(Some records)
--
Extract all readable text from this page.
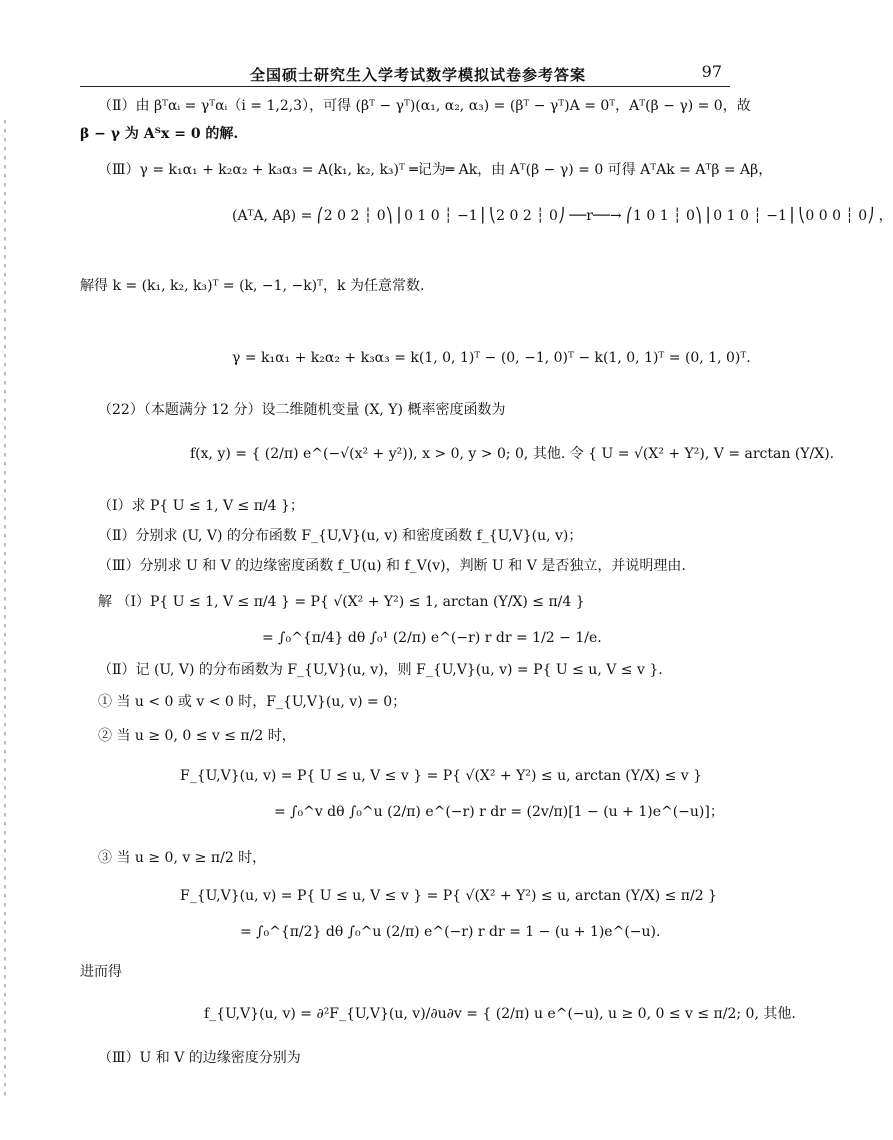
全国硕士研究生入学考试数学模拟试卷参考答案	97
（Ⅱ）由 βᵀαᵢ = γᵀαᵢ（i = 1,2,3），可得 (βᵀ − γᵀ)(α₁, α₂, α₃) = (βᵀ − γᵀ)A = 0ᵀ，Aᵀ(β − γ) = 0，故
β − γ 为 Aᵀx = 0 的解.
（Ⅲ）γ = k₁α₁ + k₂α₂ + k₃α₃ = A(k₁, k₂, k₃)ᵀ ═记为═ Ak，由 Aᵀ(β − γ) = 0 可得 AᵀAk = Aᵀβ = Aβ，
(AᵀA, Aβ) = ⎛2 0 2 ┆ 0⎞ ⎜0 1 0 ┆ −1⎟ ⎝2 0 2 ┆ 0⎠ ──r──→ ⎛1 0 1 ┆ 0⎞ ⎜0 1 0 ┆ −1⎟ ⎝0 0 0 ┆ 0⎠ ，
解得 k = (k₁, k₂, k₃)ᵀ = (k, −1, −k)ᵀ，k 为任意常数.
γ = k₁α₁ + k₂α₂ + k₃α₃ = k(1, 0, 1)ᵀ − (0, −1, 0)ᵀ − k(1, 0, 1)ᵀ = (0, 1, 0)ᵀ.
（22）（本题满分 12 分）设二维随机变量 (X, Y) 概率密度函数为
f(x, y) = { (2/π) e^(−√(x² + y²)), x > 0, y > 0; 0, 其他. 令 { U = √(X² + Y²), V = arctan (Y/X).
（Ⅰ）求 P{ U ≤ 1, V ≤ π/4 }；
（Ⅱ）分别求 (U, V) 的分布函数 F_{U,V}(u, v) 和密度函数 f_{U,V}(u, v)；
（Ⅲ）分别求 U 和 V 的边缘密度函数 f_U(u) 和 f_V(v)，判断 U 和 V 是否独立，并说明理由.
解 （Ⅰ）P{ U ≤ 1, V ≤ π/4 } = P{ √(X² + Y²) ≤ 1, arctan (Y/X) ≤ π/4 }
= ∫₀^{π/4} dθ ∫₀¹ (2/π) e^(−r) r dr = 1/2 − 1/e.
（Ⅱ）记 (U, V) 的分布函数为 F_{U,V}(u, v)，则 F_{U,V}(u, v) = P{ U ≤ u, V ≤ v }.
① 当 u < 0 或 v < 0 时，F_{U,V}(u, v) = 0；
② 当 u ≥ 0, 0 ≤ v ≤ π/2 时，
F_{U,V}(u, v) = P{ U ≤ u, V ≤ v } = P{ √(X² + Y²) ≤ u, arctan (Y/X) ≤ v }
= ∫₀^v dθ ∫₀^u (2/π) e^(−r) r dr = (2v/π)[1 − (u + 1)e^(−u)]；
③ 当 u ≥ 0, v ≥ π/2 时，
F_{U,V}(u, v) = P{ U ≤ u, V ≤ v } = P{ √(X² + Y²) ≤ u, arctan (Y/X) ≤ π/2 }
= ∫₀^{π/2} dθ ∫₀^u (2/π) e^(−r) r dr = 1 − (u + 1)e^(−u).
进而得
f_{U,V}(u, v) = ∂²F_{U,V}(u, v)/∂u∂v = { (2/π) u e^(−u), u ≥ 0, 0 ≤ v ≤ π/2; 0, 其他.
（Ⅲ）U 和 V 的边缘密度分别为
--
The problem: Repeat each entry exactly as it appears; skip any picture.

Correct output:
Extract all readable text from this page.
全国硕士研究生入学考试数学模拟试卷参考答案	97
（Ⅱ）由 βᵀαᵢ = γᵀαᵢ（i = 1,2,3），可得 (βᵀ − γᵀ)(α₁, α₂, α₃) = (βᵀ − γᵀ)A = 0ᵀ，Aᵀ(β − γ) = 0，故
β − γ 为 Aᵀx = 0 的解.
（Ⅲ）γ = k₁α₁ + k₂α₂ + k₃α₃ = A(k₁, k₂, k₃)ᵀ ═记为═ Ak，由 Aᵀ(β − γ) = 0 可得 AᵀAk = Aᵀβ = Aβ，
(AᵀA, Aβ) = ⎛2 0 2 ┆ 0⎞ ⎜0 1 0 ┆ −1⎟ ⎝2 0 2 ┆ 0⎠ ──r──→ ⎛1 0 1 ┆ 0⎞ ⎜0 1 0 ┆ −1⎟ ⎝0 0 0 ┆ 0⎠ ，
解得 k = (k₁, k₂, k₃)ᵀ = (k, −1, −k)ᵀ，k 为任意常数.
γ = k₁α₁ + k₂α₂ + k₃α₃ = k(1, 0, 1)ᵀ − (0, −1, 0)ᵀ − k(1, 0, 1)ᵀ = (0, 1, 0)ᵀ.
（22）（本题满分 12 分）设二维随机变量 (X, Y) 概率密度函数为
f(x, y) = { (2/π) e^(−√(x² + y²)), x > 0, y > 0; 0, 其他. 令 { U = √(X² + Y²), V = arctan (Y/X).
（Ⅰ）求 P{ U ≤ 1, V ≤ π/4 }；
（Ⅱ）分别求 (U, V) 的分布函数 F_{U,V}(u, v) 和密度函数 f_{U,V}(u, v)；
（Ⅲ）分别求 U 和 V 的边缘密度函数 f_U(u) 和 f_V(v)，判断 U 和 V 是否独立，并说明理由.
解 （Ⅰ）P{ U ≤ 1, V ≤ π/4 } = P{ √(X² + Y²) ≤ 1, arctan (Y/X) ≤ π/4 }
= ∫₀^{π/4} dθ ∫₀¹ (2/π) e^(−r) r dr = 1/2 − 1/e.
（Ⅱ）记 (U, V) 的分布函数为 F_{U,V}(u, v)，则 F_{U,V}(u, v) = P{ U ≤ u, V ≤ v }.
① 当 u < 0 或 v < 0 时，F_{U,V}(u, v) = 0；
② 当 u ≥ 0, 0 ≤ v ≤ π/2 时，
F_{U,V}(u, v) = P{ U ≤ u, V ≤ v } = P{ √(X² + Y²) ≤ u, arctan (Y/X) ≤ v }
= ∫₀^v dθ ∫₀^u (2/π) e^(−r) r dr = (2v/π)[1 − (u + 1)e^(−u)]；
③ 当 u ≥ 0, v ≥ π/2 时，
F_{U,V}(u, v) = P{ U ≤ u, V ≤ v } = P{ √(X² + Y²) ≤ u, arctan (Y/X) ≤ π/2 }
= ∫₀^{π/2} dθ ∫₀^u (2/π) e^(−r) r dr = 1 − (u + 1)e^(−u).
进而得
f_{U,V}(u, v) = ∂²F_{U,V}(u, v)/∂u∂v = { (2/π) u e^(−u), u ≥ 0, 0 ≤ v ≤ π/2; 0, 其他.
（Ⅲ）U 和 V 的边缘密度分别为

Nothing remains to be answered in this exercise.